TASK TO CARRY OUT: Pictures do not belong in the copy, so please give every entry below again exactly.

(Stored entries)

((

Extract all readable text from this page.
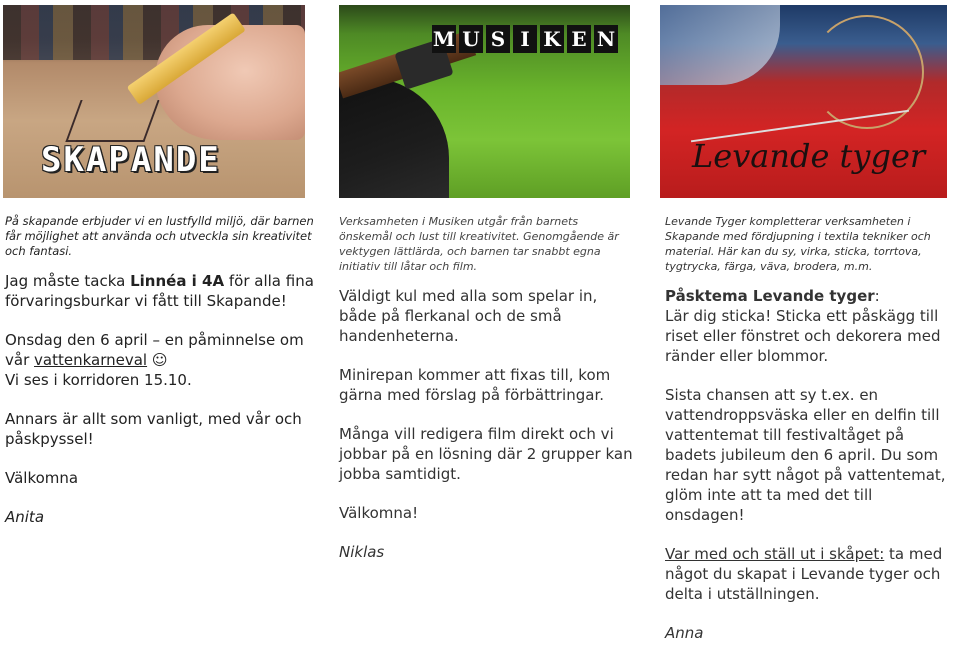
SKAPANDE
På skapande erbjuder vi en lustfylld miljö, där barnen får möjlighet att använda och utveckla sin kreativitet och fantasi.

Jag måste tacka Linnéa i 4A för alla fina förvaringsburkar vi fått till Skapande!

Onsdag den 6 april – en påminnelse om vår vattenkarneval ☺
Vi ses i korridoren 15.10.

Annars är allt som vanligt, med vår och påskpyssel!

Välkomna

Anita

M U S I K E N
Verksamheten i Musiken utgår från barnets önskemål och lust till kreativitet. Genomgående är vektygen lättlärda, och barnen tar snabbt egna initiativ till låtar och film.

Väldigt kul med alla som spelar in, både på flerkanal och de små handenheterna.

Minirepan kommer att fixas till, kom gärna med förslag på förbättringar.

Många vill redigera film direkt och vi jobbar på en lösning där 2 grupper kan jobba samtidigt.

Välkomna!

Niklas

Levande tyger
Levande Tyger kompletterar verksamheten i Skapande med fördjupning i textila tekniker och material. Här kan du sy, virka, sticka, torrtova, tygtrycka, färga, väva, brodera, m.m.

Påsktema Levande tyger:
Lär dig sticka! Sticka ett påskägg till riset eller fönstret och dekorera med ränder eller blommor.

Sista chansen att sy t.ex. en vattendroppsväska eller en delfin till vattentemat till festivaltåget på badets jubileum den 6 april. Du som redan har sytt något på vattentemat, glöm inte att ta med det till onsdagen!

Var med och ställ ut i skåpet: ta med något du skapat i Levande tyger och delta i utställningen.

Anna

))

PROBLEM SOLUTION:
Extract all readable text from this page.
SKAPANDE
På skapande erbjuder vi en lustfylld miljö, där barnen får möjlighet att använda och utveckla sin kreativitet och fantasi.

Jag måste tacka Linnéa i 4A för alla fina förvaringsburkar vi fått till Skapande!

Onsdag den 6 april – en påminnelse om vår vattenkarneval ☺
Vi ses i korridoren 15.10.

Annars är allt som vanligt, med vår och påskpyssel!

Välkomna

Anita

M U S I K E N
Verksamheten i Musiken utgår från barnets önskemål och lust till kreativitet. Genomgående är vektygen lättlärda, och barnen tar snabbt egna initiativ till låtar och film.

Väldigt kul med alla som spelar in, både på flerkanal och de små handenheterna.

Minirepan kommer att fixas till, kom gärna med förslag på förbättringar.

Många vill redigera film direkt och vi jobbar på en lösning där 2 grupper kan jobba samtidigt.

Välkomna!

Niklas

Levande tyger
Levande Tyger kompletterar verksamheten i Skapande med fördjupning i textila tekniker och material. Här kan du sy, virka, sticka, torrtova, tygtrycka, färga, väva, brodera, m.m.

Påsktema Levande tyger:
Lär dig sticka! Sticka ett påskägg till riset eller fönstret och dekorera med ränder eller blommor.

Sista chansen att sy t.ex. en vattendroppsväska eller en delfin till vattentemat till festivaltåget på badets jubileum den 6 april. Du som redan har sytt något på vattentemat, glöm inte att ta med det till onsdagen!

Var med och ställ ut i skåpet: ta med något du skapat i Levande tyger och delta i utställningen.

Anna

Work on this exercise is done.